Exclude any images and output the remaining records exactly.

** begin **

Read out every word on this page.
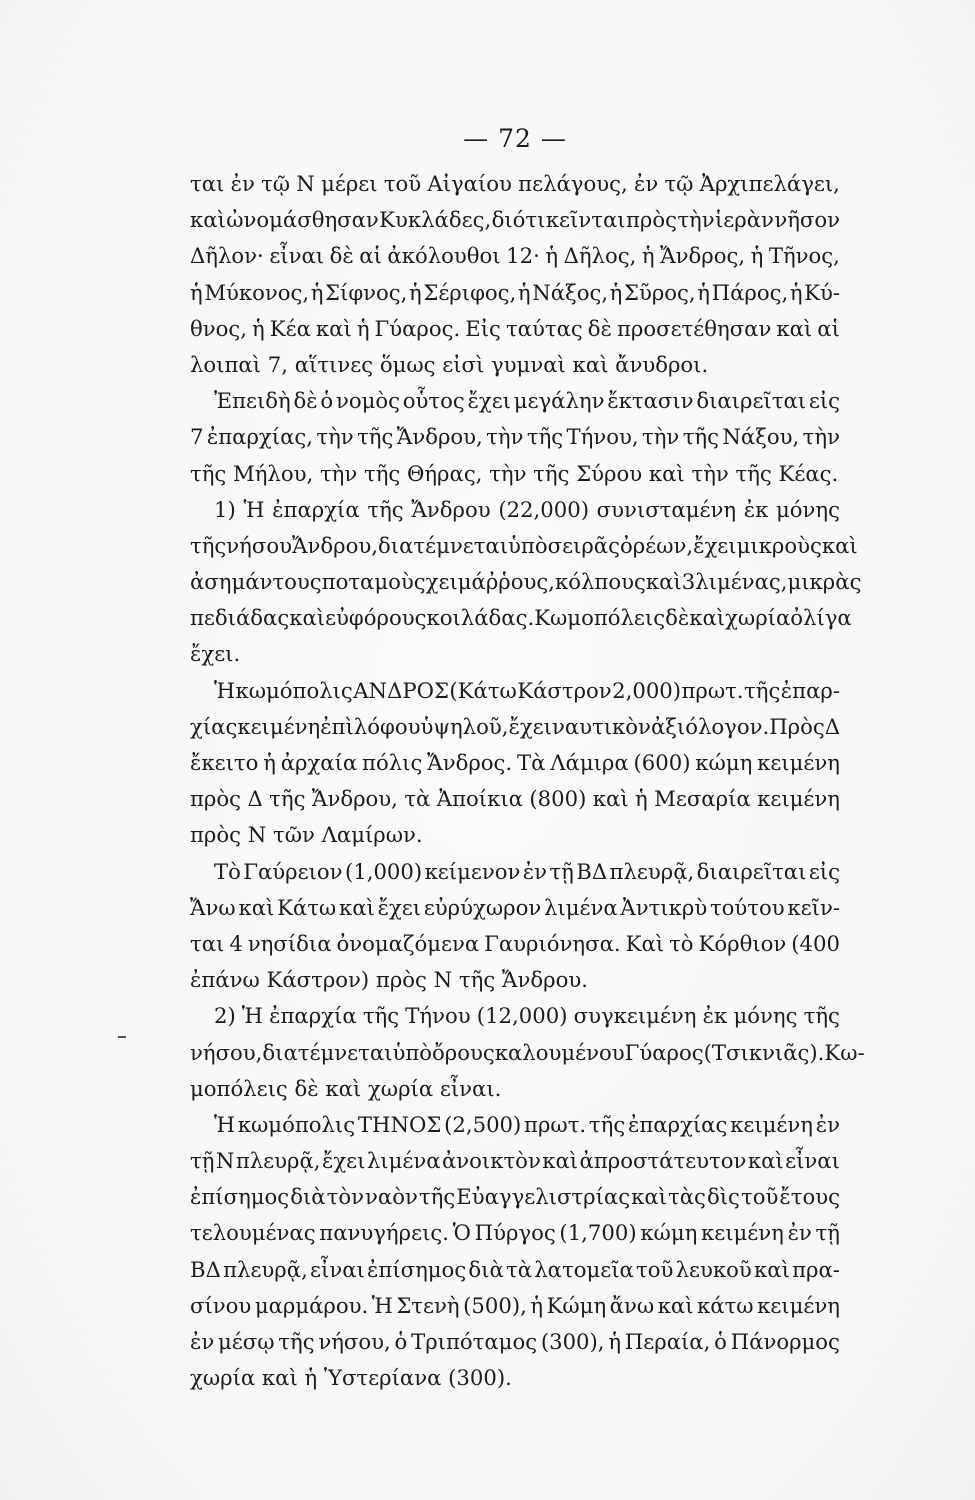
— 72 —
ται ἐν τῷ Ν μέρει τοῦ Αἰγαίου πελάγους, ἐν τῷ Ἀρχιπελάγει,
καὶ ὠνομάσθησαν Κυκλάδες, διότι κεῖνται πρὸς τὴν ἱερὰν νῆσον
Δῆλον· εἶναι δὲ αἱ ἀκόλουθοι 12· ἡ Δῆλος, ἡ Ἄνδρος, ἡ Τῆνος,
ἡ Μύκονος, ἡ Σίφνος, ἡ Σέριφος, ἡ Νάξος, ἡ Σῦρος, ἡ Πάρος, ἡ Κύ-
θνος, ἡ Κέα καὶ ἡ Γύαρος. Εἰς ταύτας δὲ προσετέθησαν καὶ αἱ
λοιπαὶ 7, αἵτινες ὅμως εἰσὶ γυμναὶ καὶ ἄνυδροι.
Ἐπειδὴ δὲ ὁ νομὸς οὗτος ἔχει μεγάλην ἔκτασιν διαιρεῖται εἰς
7 ἐπαρχίας, τὴν τῆς Ἄνδρου, τὴν τῆς Τήνου, τὴν τῆς Νάξου, τὴν
τῆς Μήλου, τὴν τῆς Θήρας, τὴν τῆς Σύρου καὶ τὴν τῆς Κέας.
1) Ἡ ἐπαρχία τῆς Ἄνδρου (22,000) συνισταμένη ἐκ μόνης
τῆς νήσου Ἄνδρου, διατέμνεται ὑπὸ σειρᾶς ὀρέων, ἔχει μικροὺς καὶ
ἀσημάντους ποταμοὺς χειμάῤῥους, κόλπους καὶ 3 λιμένας, μικρὰς
πεδιάδας καὶ εὐφόρους κοιλάδας. Κωμοπόλεις δὲ καὶ χωρία ὀλίγα
ἔχει.
Ἡ κωμόπολις ΑΝΔΡΟΣ (Κάτω Κάστρον 2,000) πρωτ. τῆς ἐπαρ-
χίας κειμένη ἐπὶ λόφου ὑψηλοῦ, ἔχει ναυτικὸν ἀξιόλογον. Πρὸς Δ
ἔκειτο ἡ ἀρχαία πόλις Ἄνδρος. Τὰ Λάμιρα (600) κώμη κειμένη
πρὸς Δ τῆς Ἄνδρου, τὰ Ἀποίκια (800) καὶ ἡ Μεσαρία κειμένη
πρὸς Ν τῶν Λαμίρων.
Τὸ Γαύρειον (1,000) κείμενον ἐν τῇ ΒΔ πλευρᾷ, διαιρεῖται εἰς
Ἄνω καὶ Κάτω καὶ ἔχει εὐρύχωρον λιμένα Ἀντικρὺ τούτου κεῖν-
ται 4 νησίδια ὀνομαζόμενα Γαυριόνησα. Καὶ τὸ Κόρθιον (400
ἐπάνω Κάστρον) πρὸς Ν τῆς Ἄνδρου.
2) Ἡ ἐπαρχία τῆς Τήνου (12,000) συγκειμένη ἐκ μόνης τῆς
νήσου, διατέμνεται ὑπὸ ὄρους καλουμένου Γύαρος (Τσικνιᾶς). Κω-
μοπόλεις δὲ καὶ χωρία εἶναι.
Ἡ κωμόπολις ΤΗΝΟΣ (2,500) πρωτ. τῆς ἐπαρχίας κειμένη ἐν
τῇ Ν πλευρᾷ, ἔχει λιμένα ἀνοικτὸν καὶ ἀπροστάτευτον καὶ εἶναι
ἐπίσημος διὰ τὸν ναὸν τῆς Εὐαγγελιστρίας καὶ τὰς δὶς τοῦ ἔτους
τελουμένας πανυγήρεις. Ὁ Πύργος (1,700) κώμη κειμένη ἐν τῇ
ΒΔ πλευρᾷ, εἶναι ἐπίσημος διὰ τὰ λατομεῖα τοῦ λευκοῦ καὶ πρα-
σίνου μαρμάρου. Ἡ Στενὴ (500), ἡ Κώμη ἄνω καὶ κάτω κειμένη
ἐν μέσῳ τῆς νήσου, ὁ Τριπόταμος (300), ἡ Περαία, ὁ Πάνορμος
χωρία καὶ ἡ Ὑστερίανα (300).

** end **

Finished exercise:
Read out every word on this page.
— 72 —
ται ἐν τῷ Ν μέρει τοῦ Αἰγαίου πελάγους, ἐν τῷ Ἀρχιπελάγει,
καὶ ὠνομάσθησαν Κυκλάδες, διότι κεῖνται πρὸς τὴν ἱερὰν νῆσον
Δῆλον· εἶναι δὲ αἱ ἀκόλουθοι 12· ἡ Δῆλος, ἡ Ἄνδρος, ἡ Τῆνος,
ἡ Μύκονος, ἡ Σίφνος, ἡ Σέριφος, ἡ Νάξος, ἡ Σῦρος, ἡ Πάρος, ἡ Κύ-
θνος, ἡ Κέα καὶ ἡ Γύαρος. Εἰς ταύτας δὲ προσετέθησαν καὶ αἱ
λοιπαὶ 7, αἵτινες ὅμως εἰσὶ γυμναὶ καὶ ἄνυδροι.
Ἐπειδὴ δὲ ὁ νομὸς οὗτος ἔχει μεγάλην ἔκτασιν διαιρεῖται εἰς
7 ἐπαρχίας, τὴν τῆς Ἄνδρου, τὴν τῆς Τήνου, τὴν τῆς Νάξου, τὴν
τῆς Μήλου, τὴν τῆς Θήρας, τὴν τῆς Σύρου καὶ τὴν τῆς Κέας.
1) Ἡ ἐπαρχία τῆς Ἄνδρου (22,000) συνισταμένη ἐκ μόνης
τῆς νήσου Ἄνδρου, διατέμνεται ὑπὸ σειρᾶς ὀρέων, ἔχει μικροὺς καὶ
ἀσημάντους ποταμοὺς χειμάῤῥους, κόλπους καὶ 3 λιμένας, μικρὰς
πεδιάδας καὶ εὐφόρους κοιλάδας. Κωμοπόλεις δὲ καὶ χωρία ὀλίγα
ἔχει.
Ἡ κωμόπολις ΑΝΔΡΟΣ (Κάτω Κάστρον 2,000) πρωτ. τῆς ἐπαρ-
χίας κειμένη ἐπὶ λόφου ὑψηλοῦ, ἔχει ναυτικὸν ἀξιόλογον. Πρὸς Δ
ἔκειτο ἡ ἀρχαία πόλις Ἄνδρος. Τὰ Λάμιρα (600) κώμη κειμένη
πρὸς Δ τῆς Ἄνδρου, τὰ Ἀποίκια (800) καὶ ἡ Μεσαρία κειμένη
πρὸς Ν τῶν Λαμίρων.
Τὸ Γαύρειον (1,000) κείμενον ἐν τῇ ΒΔ πλευρᾷ, διαιρεῖται εἰς
Ἄνω καὶ Κάτω καὶ ἔχει εὐρύχωρον λιμένα Ἀντικρὺ τούτου κεῖν-
ται 4 νησίδια ὀνομαζόμενα Γαυριόνησα. Καὶ τὸ Κόρθιον (400
ἐπάνω Κάστρον) πρὸς Ν τῆς Ἄνδρου.
2) Ἡ ἐπαρχία τῆς Τήνου (12,000) συγκειμένη ἐκ μόνης τῆς
νήσου, διατέμνεται ὑπὸ ὄρους καλουμένου Γύαρος (Τσικνιᾶς). Κω-
μοπόλεις δὲ καὶ χωρία εἶναι.
Ἡ κωμόπολις ΤΗΝΟΣ (2,500) πρωτ. τῆς ἐπαρχίας κειμένη ἐν
τῇ Ν πλευρᾷ, ἔχει λιμένα ἀνοικτὸν καὶ ἀπροστάτευτον καὶ εἶναι
ἐπίσημος διὰ τὸν ναὸν τῆς Εὐαγγελιστρίας καὶ τὰς δὶς τοῦ ἔτους
τελουμένας πανυγήρεις. Ὁ Πύργος (1,700) κώμη κειμένη ἐν τῇ
ΒΔ πλευρᾷ, εἶναι ἐπίσημος διὰ τὰ λατομεῖα τοῦ λευκοῦ καὶ πρα-
σίνου μαρμάρου. Ἡ Στενὴ (500), ἡ Κώμη ἄνω καὶ κάτω κειμένη
ἐν μέσῳ τῆς νήσου, ὁ Τριπόταμος (300), ἡ Περαία, ὁ Πάνορμος
χωρία καὶ ἡ Ὑστερίανα (300).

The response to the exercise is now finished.